Data records:

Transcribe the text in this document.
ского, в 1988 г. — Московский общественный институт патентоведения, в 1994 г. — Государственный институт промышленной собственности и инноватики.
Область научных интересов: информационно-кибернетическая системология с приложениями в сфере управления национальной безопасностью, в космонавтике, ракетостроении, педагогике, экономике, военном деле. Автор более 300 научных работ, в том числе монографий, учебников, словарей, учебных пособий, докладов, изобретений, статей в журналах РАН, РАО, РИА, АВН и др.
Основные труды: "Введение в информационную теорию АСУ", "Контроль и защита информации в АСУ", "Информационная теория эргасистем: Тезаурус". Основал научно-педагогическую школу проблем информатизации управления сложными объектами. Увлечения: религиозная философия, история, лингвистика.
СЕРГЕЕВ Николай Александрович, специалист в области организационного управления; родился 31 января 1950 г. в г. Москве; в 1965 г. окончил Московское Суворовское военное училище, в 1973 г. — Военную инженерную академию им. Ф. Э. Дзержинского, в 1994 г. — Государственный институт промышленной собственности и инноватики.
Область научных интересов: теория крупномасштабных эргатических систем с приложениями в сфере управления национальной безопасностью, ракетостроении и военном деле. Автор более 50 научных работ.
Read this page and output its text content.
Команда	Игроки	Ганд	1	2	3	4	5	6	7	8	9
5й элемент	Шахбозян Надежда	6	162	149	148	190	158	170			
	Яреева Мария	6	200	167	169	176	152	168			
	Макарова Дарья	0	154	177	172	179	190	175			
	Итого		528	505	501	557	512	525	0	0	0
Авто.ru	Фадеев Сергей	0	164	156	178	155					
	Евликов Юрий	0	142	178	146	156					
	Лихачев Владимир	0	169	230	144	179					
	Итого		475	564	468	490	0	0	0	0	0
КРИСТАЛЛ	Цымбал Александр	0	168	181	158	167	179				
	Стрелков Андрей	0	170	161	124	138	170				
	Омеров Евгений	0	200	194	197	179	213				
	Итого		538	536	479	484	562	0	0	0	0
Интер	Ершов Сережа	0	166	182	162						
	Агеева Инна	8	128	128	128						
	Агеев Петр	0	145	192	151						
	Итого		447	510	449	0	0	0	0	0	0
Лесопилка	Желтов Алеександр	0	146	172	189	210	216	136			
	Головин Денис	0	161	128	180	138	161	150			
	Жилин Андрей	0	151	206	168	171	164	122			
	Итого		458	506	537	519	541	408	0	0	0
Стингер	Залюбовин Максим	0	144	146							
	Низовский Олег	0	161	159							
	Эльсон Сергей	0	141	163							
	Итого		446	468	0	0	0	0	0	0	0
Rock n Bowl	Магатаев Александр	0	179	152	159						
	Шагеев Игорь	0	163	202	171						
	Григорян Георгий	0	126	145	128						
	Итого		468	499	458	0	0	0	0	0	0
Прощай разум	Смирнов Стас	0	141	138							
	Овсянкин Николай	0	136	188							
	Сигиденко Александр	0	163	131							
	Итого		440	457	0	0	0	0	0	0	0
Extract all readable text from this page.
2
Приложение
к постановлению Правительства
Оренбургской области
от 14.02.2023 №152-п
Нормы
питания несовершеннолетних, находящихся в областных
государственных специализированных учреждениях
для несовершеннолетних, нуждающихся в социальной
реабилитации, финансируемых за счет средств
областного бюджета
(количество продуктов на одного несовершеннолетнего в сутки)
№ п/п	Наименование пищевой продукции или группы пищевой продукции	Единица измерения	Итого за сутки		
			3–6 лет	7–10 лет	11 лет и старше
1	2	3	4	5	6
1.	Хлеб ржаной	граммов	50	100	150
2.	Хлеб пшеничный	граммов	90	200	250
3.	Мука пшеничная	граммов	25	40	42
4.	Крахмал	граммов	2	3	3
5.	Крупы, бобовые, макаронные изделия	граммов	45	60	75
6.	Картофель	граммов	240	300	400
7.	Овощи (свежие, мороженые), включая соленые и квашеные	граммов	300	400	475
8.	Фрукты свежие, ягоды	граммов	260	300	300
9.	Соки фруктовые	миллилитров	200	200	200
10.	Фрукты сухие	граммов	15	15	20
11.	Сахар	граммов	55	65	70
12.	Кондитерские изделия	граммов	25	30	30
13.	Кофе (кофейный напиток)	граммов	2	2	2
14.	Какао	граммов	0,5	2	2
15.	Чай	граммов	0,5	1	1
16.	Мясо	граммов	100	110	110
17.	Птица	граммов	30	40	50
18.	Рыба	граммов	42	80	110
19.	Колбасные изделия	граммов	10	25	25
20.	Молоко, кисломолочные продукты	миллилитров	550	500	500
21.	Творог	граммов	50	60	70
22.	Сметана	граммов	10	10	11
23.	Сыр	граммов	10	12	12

*Task instructions:*
Output the entries exactly.

*Task result:*
Transcribe the text in this document.
ского, в 1988 г. — Московский общественный институт патентоведения, в 1994 г. — Государственный институт промышленной собственности и инноватики.
Область научных интересов: информационно-кибернетическая системология с приложениями в сфере управления национальной безопасностью, в космонавтике, ракетостроении, педагогике, экономике, военном деле. Автор более 300 научных работ, в том числе монографий, учебников, словарей, учебных пособий, докладов, изобретений, статей в журналах РАН, РАО, РИА, АВН и др.
Основные труды: "Введение в информационную теорию АСУ", "Контроль и защита информации в АСУ", "Информационная теория эргасистем: Тезаурус". Основал научно-педагогическую школу проблем информатизации управления сложными объектами. Увлечения: религиозная философия, история, лингвистика.
СЕРГЕЕВ Николай Александрович, специалист в области организационного управления; родился 31 января 1950 г. в г. Москве; в 1965 г. окончил Московское Суворовское военное училище, в 1973 г. — Военную инженерную академию им. Ф. Э. Дзержинского, в 1994 г. — Государственный институт промышленной собственности и инноватики.
Область научных интересов: теория крупномасштабных эргатических систем с приложениями в сфере управления национальной безопасностью, ракетостроении и военном деле. Автор более 50 научных работ.
Read this page and output its text content.
Команда	Игроки	Ганд	1	2	3	4	5	6	7	8	9
5й элемент	Шахбозян Надежда	6	162	149	148	190	158	170			
	Яреева Мария	6	200	167	169	176	152	168			
	Макарова Дарья	0	154	177	172	179	190	175			
	Итого		528	505	501	557	512	525	0	0	0
Авто.ru	Фадеев Сергей	0	164	156	178	155					
	Евликов Юрий	0	142	178	146	156					
	Лихачев Владимир	0	169	230	144	179					
	Итого		475	564	468	490	0	0	0	0	0
КРИСТАЛЛ	Цымбал Александр	0	168	181	158	167	179				
	Стрелков Андрей	0	170	161	124	138	170				
	Омеров Евгений	0	200	194	197	179	213				
	Итого		538	536	479	484	562	0	0	0	0
Интер	Ершов Сережа	0	166	182	162						
	Агеева Инна	8	128	128	128						
	Агеев Петр	0	145	192	151						
	Итого		447	510	449	0	0	0	0	0	0
Лесопилка	Желтов Алеександр	0	146	172	189	210	216	136			
	Головин Денис	0	161	128	180	138	161	150			
	Жилин Андрей	0	151	206	168	171	164	122			
	Итого		458	506	537	519	541	408	0	0	0
Стингер	Залюбовин Максим	0	144	146							
	Низовский Олег	0	161	159							
	Эльсон Сергей	0	141	163							
	Итого		446	468	0	0	0	0	0	0	0
Rock n Bowl	Магатаев Александр	0	179	152	159						
	Шагеев Игорь	0	163	202	171						
	Григорян Георгий	0	126	145	128						
	Итого		468	499	458	0	0	0	0	0	0
Прощай разум	Смирнов Стас	0	141	138							
	Овсянкин Николай	0	136	188							
	Сигиденко Александр	0	163	131							
	Итого		440	457	0	0	0	0	0	0	0
Extract all readable text from this page.
2
Приложение
к постановлению Правительства
Оренбургской области
от 14.02.2023 №152-п
Нормы
питания несовершеннолетних, находящихся в областных
государственных специализированных учреждениях
для несовершеннолетних, нуждающихся в социальной
реабилитации, финансируемых за счет средств
областного бюджета
(количество продуктов на одного несовершеннолетнего в сутки)
№ п/п	Наименование пищевой продукции или группы пищевой продукции	Единица измерения	Итого за сутки		
			3–6 лет	7–10 лет	11 лет и старше
1	2	3	4	5	6
1.	Хлеб ржаной	граммов	50	100	150
2.	Хлеб пшеничный	граммов	90	200	250
3.	Мука пшеничная	граммов	25	40	42
4.	Крахмал	граммов	2	3	3
5.	Крупы, бобовые, макаронные изделия	граммов	45	60	75
6.	Картофель	граммов	240	300	400
7.	Овощи (свежие, мороженые), включая соленые и квашеные	граммов	300	400	475
8.	Фрукты свежие, ягоды	граммов	260	300	300
9.	Соки фруктовые	миллилитров	200	200	200
10.	Фрукты сухие	граммов	15	15	20
11.	Сахар	граммов	55	65	70
12.	Кондитерские изделия	граммов	25	30	30
13.	Кофе (кофейный напиток)	граммов	2	2	2
14.	Какао	граммов	0,5	2	2
15.	Чай	граммов	0,5	1	1
16.	Мясо	граммов	100	110	110
17.	Птица	граммов	30	40	50
18.	Рыба	граммов	42	80	110
19.	Колбасные изделия	граммов	10	25	25
20.	Молоко, кисломолочные продукты	миллилитров	550	500	500
21.	Творог	граммов	50	60	70
22.	Сметана	граммов	10	10	11
23.	Сыр	граммов	10	12	12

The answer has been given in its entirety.